--- START Extract ---
Only Complete Subjugation Will Do

The City of Minneapolis has decided not to completely put Surdyk’s out of business for the “crime” of selling liquor on Sundays because Sunday liquor sales would be a catastrophic moral blow to the state even though the law hasn’t quite expired yet.    The city negotiated the fine down from a multimillion dollar one-month suspension of the liquor license to $6,000 in fines and eight Sundays of suspension…

…only to have a City Council committee reject the deal.

Why?

Reading between Lisa Goodman’s lines, it’s because the greatest crime is defying Mother Government, or even not paying instant obeisance:

“We went down and asked him not to open, the state called him and asked him not to be open, and he basically said, ‘Too bad, I’m not going to do it,’” Council Member Lisa Goodman said. “If he had shut down right after they came in and asked him to do so, I might have felt different.”

“Justice” in Minneapolis is a matter of connections, after all:

A new deal must be negotiated over the next month, the council committee said, and there may be a public hearing. Goodman said she has heard from “a lot of members of the public” about the matter, and they are not happy that Surdyk might have gotten off with a $6,000 fine and 10-day suspension.

Yeah, Goodman.  I just bet you did, and I just bet they’re not.

The worst part?  The best defense seems to be self-abasement:

His lawyer, Dennis Johnson, told council members that a $6,000 fine would wipe out any profit Surdyk made on March 12, the day he opened illegally. Johnson attempted to make no justification for his client’s actions, however.

“It’s simply that it was a boneheaded move,” Johnson said. “We need to deal with it, and accept any consequences that come from the city.”

Johnson said Surdyk just wants the problem to be resolved, and he is hoping that time and the fact that his business has been a model of regulatory compliance for 40 years, will help the city show some leniency.

“In the heat of the moment he made a horrible decision,” Johnson said, as Surdyk looked on. “He can’t justify what he did. He screwed up.”

It’s American in 2017, and striking a blow for freedom against a stupid regulation in an autocratic bureaucracy needs to be defended by pleading “I just can’t make decisions without the beneficent hand of the all-wise Council guiding me”.

This nation is doomed.

24 thoughts on “Only Complete Subjugation Will Do

  1. Somebody on the city council has a “friend” who wants to redevelop the property.
    Surdyk currently pays $85k in property taxes – the city knows that his lot could provide much more.
    Its no longer a run down part of town.
    A 29 story high end condo highrise could bring in closer to half million with retail at street level making up for the lost sales tax

    Surdyk painted a target on his back.

  2. Government is far more of a scam than doing good or doing what is necessary. Does an increase in taxes ever equate with a better quality of life?

  3. Does it seem odd that Liberals will earnestly insist that a lifetime of slaughter does not justify capital punishment; but a single mistake absolutely requires the business equivalent?

    The liquor store was open the wrong day. Close the doors, put all those people out of work.
--- END Extract ---
Exercise requirements: Please extract, word for word, the part of the Surdyk's post that opens with the words containing "This nation is" and closes with "redevelop the property.".
--- START Stored data ---
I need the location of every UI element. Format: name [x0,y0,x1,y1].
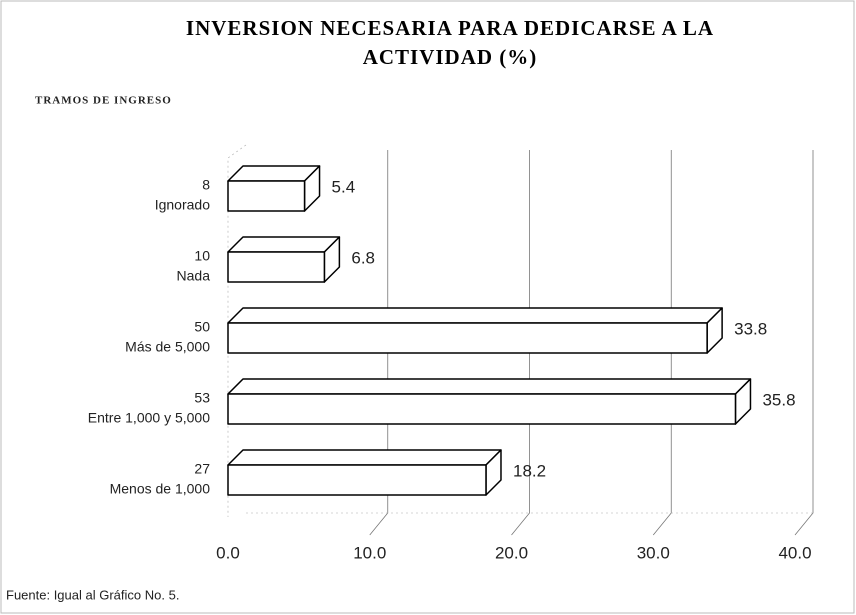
--- END Stored data ---
Written solution:
This nation is doomed.

24 thoughts on “Only Complete Subjugation Will Do

  1. Somebody on the city council has a “friend” who wants to redevelop the property.